What you have to do: The data below needs to be returned exactly, line for line.

Information provided:
***

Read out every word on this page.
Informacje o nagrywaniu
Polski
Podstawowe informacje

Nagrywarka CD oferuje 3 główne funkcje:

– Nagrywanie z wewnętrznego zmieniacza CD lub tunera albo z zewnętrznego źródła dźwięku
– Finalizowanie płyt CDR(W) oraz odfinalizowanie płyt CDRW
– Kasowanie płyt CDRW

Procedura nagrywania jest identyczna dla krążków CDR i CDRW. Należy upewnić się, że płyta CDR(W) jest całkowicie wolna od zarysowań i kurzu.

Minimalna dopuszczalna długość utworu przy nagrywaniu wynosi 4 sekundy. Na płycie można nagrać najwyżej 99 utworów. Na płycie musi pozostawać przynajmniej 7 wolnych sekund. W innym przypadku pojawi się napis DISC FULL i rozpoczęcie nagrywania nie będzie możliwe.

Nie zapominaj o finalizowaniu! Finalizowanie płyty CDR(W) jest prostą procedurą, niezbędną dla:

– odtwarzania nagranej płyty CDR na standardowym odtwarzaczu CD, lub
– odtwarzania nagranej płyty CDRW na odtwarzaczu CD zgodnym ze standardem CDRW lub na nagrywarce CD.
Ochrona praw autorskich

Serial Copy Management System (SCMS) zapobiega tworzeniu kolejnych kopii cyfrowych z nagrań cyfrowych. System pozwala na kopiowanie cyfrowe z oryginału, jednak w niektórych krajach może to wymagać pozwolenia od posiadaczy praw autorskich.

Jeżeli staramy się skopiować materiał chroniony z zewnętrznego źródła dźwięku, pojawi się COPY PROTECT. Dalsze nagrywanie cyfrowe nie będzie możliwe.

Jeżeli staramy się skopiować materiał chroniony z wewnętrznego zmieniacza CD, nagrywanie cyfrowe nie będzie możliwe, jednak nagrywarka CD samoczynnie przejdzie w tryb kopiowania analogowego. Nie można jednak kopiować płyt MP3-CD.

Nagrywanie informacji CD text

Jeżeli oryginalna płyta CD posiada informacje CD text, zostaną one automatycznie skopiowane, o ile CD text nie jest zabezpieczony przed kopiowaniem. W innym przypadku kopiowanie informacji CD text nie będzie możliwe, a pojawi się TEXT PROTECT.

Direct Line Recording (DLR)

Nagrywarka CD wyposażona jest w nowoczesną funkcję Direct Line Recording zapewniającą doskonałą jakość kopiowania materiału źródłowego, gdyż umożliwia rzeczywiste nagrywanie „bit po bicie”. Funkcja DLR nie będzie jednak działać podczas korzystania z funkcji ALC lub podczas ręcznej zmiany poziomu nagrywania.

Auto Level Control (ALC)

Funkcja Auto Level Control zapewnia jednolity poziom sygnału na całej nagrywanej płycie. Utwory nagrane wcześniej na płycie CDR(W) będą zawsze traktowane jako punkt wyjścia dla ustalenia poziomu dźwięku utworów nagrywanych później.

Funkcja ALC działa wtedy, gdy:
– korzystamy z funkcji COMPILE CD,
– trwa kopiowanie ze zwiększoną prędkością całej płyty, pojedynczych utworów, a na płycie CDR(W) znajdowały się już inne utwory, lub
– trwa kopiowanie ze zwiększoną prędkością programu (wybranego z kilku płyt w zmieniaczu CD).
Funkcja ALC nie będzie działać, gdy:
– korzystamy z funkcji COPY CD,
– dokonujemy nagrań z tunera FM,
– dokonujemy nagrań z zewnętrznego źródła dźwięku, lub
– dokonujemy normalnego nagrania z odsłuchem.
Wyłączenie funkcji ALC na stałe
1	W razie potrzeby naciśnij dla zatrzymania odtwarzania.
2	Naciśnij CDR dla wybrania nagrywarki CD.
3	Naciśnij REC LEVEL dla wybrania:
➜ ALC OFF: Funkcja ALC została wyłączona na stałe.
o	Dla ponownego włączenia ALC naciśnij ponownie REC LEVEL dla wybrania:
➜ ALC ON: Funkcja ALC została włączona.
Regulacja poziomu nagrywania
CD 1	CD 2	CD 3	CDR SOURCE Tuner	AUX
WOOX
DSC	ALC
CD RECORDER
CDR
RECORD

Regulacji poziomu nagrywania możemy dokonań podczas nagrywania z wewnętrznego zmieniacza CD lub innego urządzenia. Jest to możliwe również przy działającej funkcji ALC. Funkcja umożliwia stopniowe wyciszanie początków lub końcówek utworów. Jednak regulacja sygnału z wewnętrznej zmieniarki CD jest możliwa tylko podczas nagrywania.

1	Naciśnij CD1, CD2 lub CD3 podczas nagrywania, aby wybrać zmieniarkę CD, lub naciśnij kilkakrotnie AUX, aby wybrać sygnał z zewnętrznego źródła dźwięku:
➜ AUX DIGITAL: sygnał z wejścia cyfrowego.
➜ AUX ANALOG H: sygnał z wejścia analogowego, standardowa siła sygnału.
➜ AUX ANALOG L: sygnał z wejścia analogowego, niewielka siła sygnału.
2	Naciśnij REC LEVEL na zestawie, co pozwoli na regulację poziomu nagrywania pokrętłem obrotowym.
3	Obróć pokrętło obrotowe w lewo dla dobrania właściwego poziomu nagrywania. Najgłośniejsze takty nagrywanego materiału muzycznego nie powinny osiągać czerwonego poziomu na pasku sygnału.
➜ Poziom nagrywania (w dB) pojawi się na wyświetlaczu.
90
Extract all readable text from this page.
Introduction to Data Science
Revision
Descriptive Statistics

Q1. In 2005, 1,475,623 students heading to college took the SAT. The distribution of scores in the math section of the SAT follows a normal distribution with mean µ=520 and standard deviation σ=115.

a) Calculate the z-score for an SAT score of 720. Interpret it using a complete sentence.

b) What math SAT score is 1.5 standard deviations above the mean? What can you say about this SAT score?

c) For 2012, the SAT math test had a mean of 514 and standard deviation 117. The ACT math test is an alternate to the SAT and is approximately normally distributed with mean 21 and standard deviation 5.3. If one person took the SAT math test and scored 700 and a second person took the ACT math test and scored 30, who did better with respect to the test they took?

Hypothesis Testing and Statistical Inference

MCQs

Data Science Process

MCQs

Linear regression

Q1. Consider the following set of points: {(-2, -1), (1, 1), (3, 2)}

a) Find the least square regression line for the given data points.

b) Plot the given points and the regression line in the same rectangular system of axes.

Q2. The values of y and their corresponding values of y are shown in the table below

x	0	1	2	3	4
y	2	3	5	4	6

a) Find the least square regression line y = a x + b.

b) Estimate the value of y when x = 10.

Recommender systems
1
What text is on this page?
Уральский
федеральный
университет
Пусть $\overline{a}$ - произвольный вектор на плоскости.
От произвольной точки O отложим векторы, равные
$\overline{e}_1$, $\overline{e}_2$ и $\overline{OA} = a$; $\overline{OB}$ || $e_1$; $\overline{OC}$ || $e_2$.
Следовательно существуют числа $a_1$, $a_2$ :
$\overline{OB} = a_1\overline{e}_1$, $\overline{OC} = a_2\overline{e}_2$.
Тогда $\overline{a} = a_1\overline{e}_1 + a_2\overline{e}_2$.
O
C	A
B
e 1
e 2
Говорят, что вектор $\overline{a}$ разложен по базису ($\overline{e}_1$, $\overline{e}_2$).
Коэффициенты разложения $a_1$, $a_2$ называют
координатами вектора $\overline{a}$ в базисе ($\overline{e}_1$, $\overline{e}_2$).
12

***

Worked solution:
Read out every word on this page.
Informacje o nagrywaniu
Polski
Podstawowe informacje

Nagrywarka CD oferuje 3 główne funkcje:

– Nagrywanie z wewnętrznego zmieniacza CD lub tunera albo z zewnętrznego źródła dźwięku
– Finalizowanie płyt CDR(W) oraz odfinalizowanie płyt CDRW
– Kasowanie płyt CDRW

Procedura nagrywania jest identyczna dla krążków CDR i CDRW. Należy upewnić się, że płyta CDR(W) jest całkowicie wolna od zarysowań i kurzu.

Minimalna dopuszczalna długość utworu przy nagrywaniu wynosi 4 sekundy. Na płycie można nagrać najwyżej 99 utworów. Na płycie musi pozostawać przynajmniej 7 wolnych sekund. W innym przypadku pojawi się napis DISC FULL i rozpoczęcie nagrywania nie będzie możliwe.

Nie zapominaj o finalizowaniu! Finalizowanie płyty CDR(W) jest prostą procedurą, niezbędną dla:

– odtwarzania nagranej płyty CDR na standardowym odtwarzaczu CD, lub
– odtwarzania nagranej płyty CDRW na odtwarzaczu CD zgodnym ze standardem CDRW lub na nagrywarce CD.
Ochrona praw autorskich

Serial Copy Management System (SCMS) zapobiega tworzeniu kolejnych kopii cyfrowych z nagrań cyfrowych. System pozwala na kopiowanie cyfrowe z oryginału, jednak w niektórych krajach może to wymagać pozwolenia od posiadaczy praw autorskich.

Jeżeli staramy się skopiować materiał chroniony z zewnętrznego źródła dźwięku, pojawi się COPY PROTECT. Dalsze nagrywanie cyfrowe nie będzie możliwe.

Jeżeli staramy się skopiować materiał chroniony z wewnętrznego zmieniacza CD, nagrywanie cyfrowe nie będzie możliwe, jednak nagrywarka CD samoczynnie przejdzie w tryb kopiowania analogowego. Nie można jednak kopiować płyt MP3-CD.

Nagrywanie informacji CD text

Jeżeli oryginalna płyta CD posiada informacje CD text, zostaną one automatycznie skopiowane, o ile CD text nie jest zabezpieczony przed kopiowaniem. W innym przypadku kopiowanie informacji CD text nie będzie możliwe, a pojawi się TEXT PROTECT.

Direct Line Recording (DLR)

Nagrywarka CD wyposażona jest w nowoczesną funkcję Direct Line Recording zapewniającą doskonałą jakość kopiowania materiału źródłowego, gdyż umożliwia rzeczywiste nagrywanie „bit po bicie”. Funkcja DLR nie będzie jednak działać podczas korzystania z funkcji ALC lub podczas ręcznej zmiany poziomu nagrywania.

Auto Level Control (ALC)

Funkcja Auto Level Control zapewnia jednolity poziom sygnału na całej nagrywanej płycie. Utwory nagrane wcześniej na płycie CDR(W) będą zawsze traktowane jako punkt wyjścia dla ustalenia poziomu dźwięku utworów nagrywanych później.

Funkcja ALC działa wtedy, gdy:
– korzystamy z funkcji COMPILE CD,
– trwa kopiowanie ze zwiększoną prędkością całej płyty, pojedynczych utworów, a na płycie CDR(W) znajdowały się już inne utwory, lub
– trwa kopiowanie ze zwiększoną prędkością programu (wybranego z kilku płyt w zmieniaczu CD).
Funkcja ALC nie będzie działać, gdy:
– korzystamy z funkcji COPY CD,
– dokonujemy nagrań z tunera FM,
– dokonujemy nagrań z zewnętrznego źródła dźwięku, lub
– dokonujemy normalnego nagrania z odsłuchem.
Wyłączenie funkcji ALC na stałe
1	W razie potrzeby naciśnij dla zatrzymania odtwarzania.
2	Naciśnij CDR dla wybrania nagrywarki CD.
3	Naciśnij REC LEVEL dla wybrania:
➜ ALC OFF: Funkcja ALC została wyłączona na stałe.
o	Dla ponownego włączenia ALC naciśnij ponownie REC LEVEL dla wybrania:
➜ ALC ON: Funkcja ALC została włączona.
Regulacja poziomu nagrywania
CD 1	CD 2	CD 3	CDR SOURCE Tuner	AUX
WOOX
DSC	ALC
CD RECORDER
CDR
RECORD

Regulacji poziomu nagrywania możemy dokonań podczas nagrywania z wewnętrznego zmieniacza CD lub innego urządzenia. Jest to możliwe również przy działającej funkcji ALC. Funkcja umożliwia stopniowe wyciszanie początków lub końcówek utworów. Jednak regulacja sygnału z wewnętrznej zmieniarki CD jest możliwa tylko podczas nagrywania.

1	Naciśnij CD1, CD2 lub CD3 podczas nagrywania, aby wybrać zmieniarkę CD, lub naciśnij kilkakrotnie AUX, aby wybrać sygnał z zewnętrznego źródła dźwięku:
➜ AUX DIGITAL: sygnał z wejścia cyfrowego.
➜ AUX ANALOG H: sygnał z wejścia analogowego, standardowa siła sygnału.
➜ AUX ANALOG L: sygnał z wejścia analogowego, niewielka siła sygnału.
2	Naciśnij REC LEVEL na zestawie, co pozwoli na regulację poziomu nagrywania pokrętłem obrotowym.
3	Obróć pokrętło obrotowe w lewo dla dobrania właściwego poziomu nagrywania. Najgłośniejsze takty nagrywanego materiału muzycznego nie powinny osiągać czerwonego poziomu na pasku sygnału.
➜ Poziom nagrywania (w dB) pojawi się na wyświetlaczu.
90
Extract all readable text from this page.
Introduction to Data Science
Revision
Descriptive Statistics

Q1. In 2005, 1,475,623 students heading to college took the SAT. The distribution of scores in the math section of the SAT follows a normal distribution with mean µ=520 and standard deviation σ=115.

a) Calculate the z-score for an SAT score of 720. Interpret it using a complete sentence.

b) What math SAT score is 1.5 standard deviations above the mean? What can you say about this SAT score?

c) For 2012, the SAT math test had a mean of 514 and standard deviation 117. The ACT math test is an alternate to the SAT and is approximately normally distributed with mean 21 and standard deviation 5.3. If one person took the SAT math test and scored 700 and a second person took the ACT math test and scored 30, who did better with respect to the test they took?

Hypothesis Testing and Statistical Inference

MCQs

Data Science Process

MCQs

Linear regression

Q1. Consider the following set of points: {(-2, -1), (1, 1), (3, 2)}

a) Find the least square regression line for the given data points.

b) Plot the given points and the regression line in the same rectangular system of axes.

Q2. The values of y and their corresponding values of y are shown in the table below

x	0	1	2	3	4
y	2	3	5	4	6

a) Find the least square regression line y = a x + b.

b) Estimate the value of y when x = 10.

Recommender systems
1
What text is on this page?
Уральский
федеральный
университет
Пусть $\overline{a}$ - произвольный вектор на плоскости.
От произвольной точки O отложим векторы, равные
$\overline{e}_1$, $\overline{e}_2$ и $\overline{OA} = a$; $\overline{OB}$ || $e_1$; $\overline{OC}$ || $e_2$.
Следовательно существуют числа $a_1$, $a_2$ :
$\overline{OB} = a_1\overline{e}_1$, $\overline{OC} = a_2\overline{e}_2$.
Тогда $\overline{a} = a_1\overline{e}_1 + a_2\overline{e}_2$.
O
C	A
B
e 1
e 2
Говорят, что вектор $\overline{a}$ разложен по базису ($\overline{e}_1$, $\overline{e}_2$).
Коэффициенты разложения $a_1$, $a_2$ называют
координатами вектора $\overline{a}$ в базисе ($\overline{e}_1$, $\overline{e}_2$).
12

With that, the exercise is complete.